§ Written task
Copy whichever lines contain the string "Temperature".

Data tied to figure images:
□ □ □
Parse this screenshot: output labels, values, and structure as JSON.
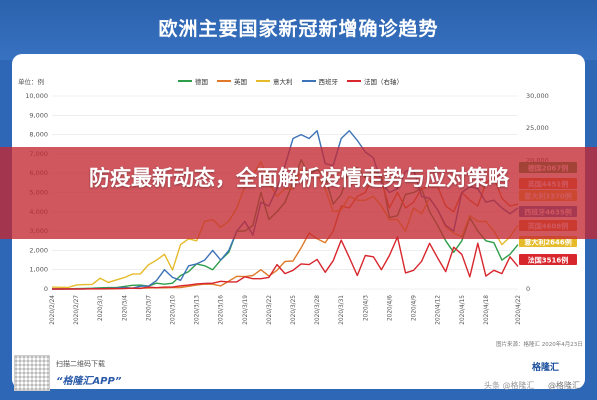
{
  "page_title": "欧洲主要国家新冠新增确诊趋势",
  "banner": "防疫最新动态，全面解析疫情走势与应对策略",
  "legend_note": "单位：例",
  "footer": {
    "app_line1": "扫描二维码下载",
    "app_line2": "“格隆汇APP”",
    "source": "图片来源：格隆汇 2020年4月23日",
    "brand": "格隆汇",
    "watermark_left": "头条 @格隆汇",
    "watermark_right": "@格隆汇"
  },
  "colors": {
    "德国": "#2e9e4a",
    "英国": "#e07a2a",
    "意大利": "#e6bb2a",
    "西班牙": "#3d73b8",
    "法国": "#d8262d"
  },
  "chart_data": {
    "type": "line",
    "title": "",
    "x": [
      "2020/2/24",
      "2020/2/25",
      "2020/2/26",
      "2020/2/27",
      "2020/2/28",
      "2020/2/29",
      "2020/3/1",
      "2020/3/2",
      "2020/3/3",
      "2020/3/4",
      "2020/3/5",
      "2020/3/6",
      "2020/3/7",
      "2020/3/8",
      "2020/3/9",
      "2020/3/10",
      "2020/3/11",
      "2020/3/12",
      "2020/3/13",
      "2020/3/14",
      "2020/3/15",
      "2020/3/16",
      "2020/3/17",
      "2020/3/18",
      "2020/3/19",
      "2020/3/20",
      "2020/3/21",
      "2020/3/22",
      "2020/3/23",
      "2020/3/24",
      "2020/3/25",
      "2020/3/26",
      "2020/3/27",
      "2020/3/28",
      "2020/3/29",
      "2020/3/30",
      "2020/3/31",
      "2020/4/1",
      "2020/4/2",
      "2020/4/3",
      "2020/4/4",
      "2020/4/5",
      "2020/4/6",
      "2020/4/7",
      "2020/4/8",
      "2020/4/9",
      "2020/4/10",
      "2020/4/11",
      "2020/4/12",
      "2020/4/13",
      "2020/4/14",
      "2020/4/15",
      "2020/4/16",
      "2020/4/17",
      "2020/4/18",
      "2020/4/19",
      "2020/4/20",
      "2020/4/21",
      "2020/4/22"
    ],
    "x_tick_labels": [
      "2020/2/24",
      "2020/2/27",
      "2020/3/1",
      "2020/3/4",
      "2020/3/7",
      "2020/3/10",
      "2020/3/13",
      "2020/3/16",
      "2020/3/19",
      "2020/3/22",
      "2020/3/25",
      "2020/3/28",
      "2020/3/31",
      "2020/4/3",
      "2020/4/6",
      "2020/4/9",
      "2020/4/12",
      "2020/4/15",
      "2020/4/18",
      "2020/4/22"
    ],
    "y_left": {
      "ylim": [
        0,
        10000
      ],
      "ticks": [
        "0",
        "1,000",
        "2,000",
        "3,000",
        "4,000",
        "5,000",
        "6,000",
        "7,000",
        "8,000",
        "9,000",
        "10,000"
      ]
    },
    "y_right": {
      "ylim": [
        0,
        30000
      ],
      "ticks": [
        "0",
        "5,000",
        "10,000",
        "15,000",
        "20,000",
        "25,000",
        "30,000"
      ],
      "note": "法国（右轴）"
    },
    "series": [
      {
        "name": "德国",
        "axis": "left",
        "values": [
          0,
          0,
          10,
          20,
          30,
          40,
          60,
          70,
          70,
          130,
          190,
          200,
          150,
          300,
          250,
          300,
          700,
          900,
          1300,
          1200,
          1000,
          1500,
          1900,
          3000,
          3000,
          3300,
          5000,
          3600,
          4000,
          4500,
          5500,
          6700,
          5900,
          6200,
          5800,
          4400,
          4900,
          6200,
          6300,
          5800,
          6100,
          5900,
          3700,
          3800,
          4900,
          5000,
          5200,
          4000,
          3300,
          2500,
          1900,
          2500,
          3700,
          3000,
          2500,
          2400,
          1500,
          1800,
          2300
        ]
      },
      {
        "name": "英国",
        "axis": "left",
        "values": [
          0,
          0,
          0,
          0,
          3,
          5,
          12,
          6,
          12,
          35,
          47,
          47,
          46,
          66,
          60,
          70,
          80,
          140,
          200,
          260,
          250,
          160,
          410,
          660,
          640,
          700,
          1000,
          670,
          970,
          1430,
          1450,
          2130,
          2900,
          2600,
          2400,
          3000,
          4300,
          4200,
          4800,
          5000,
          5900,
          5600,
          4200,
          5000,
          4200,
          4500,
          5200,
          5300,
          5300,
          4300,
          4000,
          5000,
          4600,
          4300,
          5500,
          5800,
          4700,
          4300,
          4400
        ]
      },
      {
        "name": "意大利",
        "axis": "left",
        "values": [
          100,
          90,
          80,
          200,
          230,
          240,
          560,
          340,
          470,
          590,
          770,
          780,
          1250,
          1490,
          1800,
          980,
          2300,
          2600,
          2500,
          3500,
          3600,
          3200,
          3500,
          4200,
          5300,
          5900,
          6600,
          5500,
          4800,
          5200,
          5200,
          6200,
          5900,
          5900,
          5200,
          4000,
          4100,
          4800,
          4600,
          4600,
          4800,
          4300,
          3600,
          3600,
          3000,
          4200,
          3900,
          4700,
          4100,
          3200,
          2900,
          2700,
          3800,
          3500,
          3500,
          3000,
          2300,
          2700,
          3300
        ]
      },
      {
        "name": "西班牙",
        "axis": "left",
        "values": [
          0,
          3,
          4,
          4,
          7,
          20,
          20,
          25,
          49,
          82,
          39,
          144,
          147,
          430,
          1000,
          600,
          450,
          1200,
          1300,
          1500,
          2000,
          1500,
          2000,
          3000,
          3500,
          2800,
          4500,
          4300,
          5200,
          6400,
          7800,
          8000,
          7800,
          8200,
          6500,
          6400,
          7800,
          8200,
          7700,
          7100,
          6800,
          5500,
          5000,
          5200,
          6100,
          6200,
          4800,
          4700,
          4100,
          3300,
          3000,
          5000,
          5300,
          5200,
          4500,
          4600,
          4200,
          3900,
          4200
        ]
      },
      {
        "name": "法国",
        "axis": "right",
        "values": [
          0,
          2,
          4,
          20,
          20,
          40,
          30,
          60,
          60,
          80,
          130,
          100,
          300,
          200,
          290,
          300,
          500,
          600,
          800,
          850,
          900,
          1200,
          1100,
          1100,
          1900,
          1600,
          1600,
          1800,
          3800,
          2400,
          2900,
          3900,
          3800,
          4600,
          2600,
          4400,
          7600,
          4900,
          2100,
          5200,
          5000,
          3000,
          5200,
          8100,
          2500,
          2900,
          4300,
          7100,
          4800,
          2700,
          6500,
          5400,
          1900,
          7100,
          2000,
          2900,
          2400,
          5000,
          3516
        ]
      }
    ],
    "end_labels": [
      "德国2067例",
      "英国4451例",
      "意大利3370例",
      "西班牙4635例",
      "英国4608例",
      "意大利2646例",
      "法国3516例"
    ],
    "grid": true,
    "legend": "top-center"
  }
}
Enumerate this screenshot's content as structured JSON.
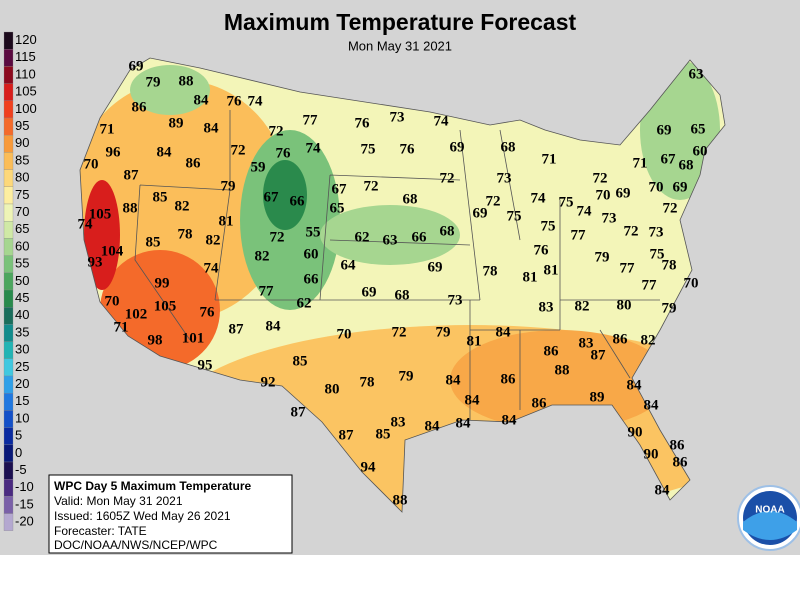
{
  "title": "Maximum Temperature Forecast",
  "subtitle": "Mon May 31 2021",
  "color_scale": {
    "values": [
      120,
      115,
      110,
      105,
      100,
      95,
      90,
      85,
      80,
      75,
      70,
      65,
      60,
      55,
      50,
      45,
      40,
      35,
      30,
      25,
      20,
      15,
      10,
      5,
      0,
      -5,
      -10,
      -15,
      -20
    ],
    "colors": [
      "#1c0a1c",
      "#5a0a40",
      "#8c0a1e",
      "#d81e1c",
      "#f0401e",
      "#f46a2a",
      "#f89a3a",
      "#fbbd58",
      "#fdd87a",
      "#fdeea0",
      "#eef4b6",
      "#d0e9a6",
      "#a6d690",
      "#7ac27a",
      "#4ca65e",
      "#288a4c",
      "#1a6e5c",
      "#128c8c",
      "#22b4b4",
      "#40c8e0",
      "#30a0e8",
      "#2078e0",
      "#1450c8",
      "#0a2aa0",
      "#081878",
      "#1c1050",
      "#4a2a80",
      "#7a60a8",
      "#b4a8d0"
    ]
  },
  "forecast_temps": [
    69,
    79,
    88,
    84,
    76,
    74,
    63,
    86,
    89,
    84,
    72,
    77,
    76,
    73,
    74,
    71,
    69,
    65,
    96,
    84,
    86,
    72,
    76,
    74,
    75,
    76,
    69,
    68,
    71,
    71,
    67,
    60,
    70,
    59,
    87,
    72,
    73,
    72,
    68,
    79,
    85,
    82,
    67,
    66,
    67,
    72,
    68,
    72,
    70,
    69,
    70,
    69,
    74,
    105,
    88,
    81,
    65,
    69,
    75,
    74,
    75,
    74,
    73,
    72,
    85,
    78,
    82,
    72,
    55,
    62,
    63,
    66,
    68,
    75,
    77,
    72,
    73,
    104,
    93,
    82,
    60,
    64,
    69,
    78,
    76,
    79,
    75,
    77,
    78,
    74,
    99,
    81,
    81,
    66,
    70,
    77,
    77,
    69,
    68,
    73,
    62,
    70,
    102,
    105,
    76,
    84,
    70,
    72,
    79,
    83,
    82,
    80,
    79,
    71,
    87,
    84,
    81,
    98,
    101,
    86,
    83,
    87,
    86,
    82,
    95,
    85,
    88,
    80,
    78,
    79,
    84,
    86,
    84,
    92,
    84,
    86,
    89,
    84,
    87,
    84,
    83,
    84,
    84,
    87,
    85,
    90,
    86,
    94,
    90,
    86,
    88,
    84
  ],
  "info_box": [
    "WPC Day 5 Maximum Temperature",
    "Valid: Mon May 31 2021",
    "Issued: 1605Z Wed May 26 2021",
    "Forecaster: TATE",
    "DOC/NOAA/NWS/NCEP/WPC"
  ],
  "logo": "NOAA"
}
□ □ □
§ Reply
  "title": "Maximum Temperature Forecast",
    "WPC Day 5 Maximum Temperature",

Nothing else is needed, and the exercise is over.